Among the entries below, find how many lines carry the word "JSON" and state only that figure.
══════════════════════════════
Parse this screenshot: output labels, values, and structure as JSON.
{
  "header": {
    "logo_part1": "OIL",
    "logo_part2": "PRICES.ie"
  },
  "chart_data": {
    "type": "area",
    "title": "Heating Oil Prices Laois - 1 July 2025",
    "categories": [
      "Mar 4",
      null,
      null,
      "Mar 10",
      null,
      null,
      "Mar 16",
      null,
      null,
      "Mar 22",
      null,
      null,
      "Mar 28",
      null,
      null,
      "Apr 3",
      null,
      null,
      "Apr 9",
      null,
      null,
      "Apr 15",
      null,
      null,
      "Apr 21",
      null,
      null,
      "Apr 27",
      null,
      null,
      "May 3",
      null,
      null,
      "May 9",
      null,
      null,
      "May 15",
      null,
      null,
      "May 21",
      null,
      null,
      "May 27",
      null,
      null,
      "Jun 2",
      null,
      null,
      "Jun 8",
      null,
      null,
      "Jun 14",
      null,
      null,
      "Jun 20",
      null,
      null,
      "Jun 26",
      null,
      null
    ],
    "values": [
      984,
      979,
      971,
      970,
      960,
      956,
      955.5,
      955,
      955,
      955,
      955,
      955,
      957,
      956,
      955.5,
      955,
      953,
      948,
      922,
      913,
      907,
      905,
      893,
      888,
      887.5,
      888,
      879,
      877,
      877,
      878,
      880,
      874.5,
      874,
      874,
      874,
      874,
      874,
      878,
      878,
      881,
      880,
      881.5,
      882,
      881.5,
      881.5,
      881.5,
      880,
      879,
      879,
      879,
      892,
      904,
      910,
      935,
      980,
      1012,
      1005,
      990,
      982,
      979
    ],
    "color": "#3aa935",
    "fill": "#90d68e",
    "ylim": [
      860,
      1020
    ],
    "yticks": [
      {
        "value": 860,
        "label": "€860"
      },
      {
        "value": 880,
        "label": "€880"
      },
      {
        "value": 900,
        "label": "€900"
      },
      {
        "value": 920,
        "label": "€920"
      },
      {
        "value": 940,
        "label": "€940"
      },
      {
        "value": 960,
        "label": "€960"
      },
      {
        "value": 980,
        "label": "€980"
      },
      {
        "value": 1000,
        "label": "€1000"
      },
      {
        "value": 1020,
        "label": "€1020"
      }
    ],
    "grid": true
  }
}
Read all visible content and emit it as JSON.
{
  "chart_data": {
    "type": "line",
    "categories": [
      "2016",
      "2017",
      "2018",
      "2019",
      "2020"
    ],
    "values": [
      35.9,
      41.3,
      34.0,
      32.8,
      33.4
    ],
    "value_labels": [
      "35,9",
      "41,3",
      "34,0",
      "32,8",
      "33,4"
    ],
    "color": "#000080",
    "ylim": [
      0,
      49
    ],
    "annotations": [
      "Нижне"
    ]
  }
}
══════════════════════════════
## RESPONSE TO THIS TASK
2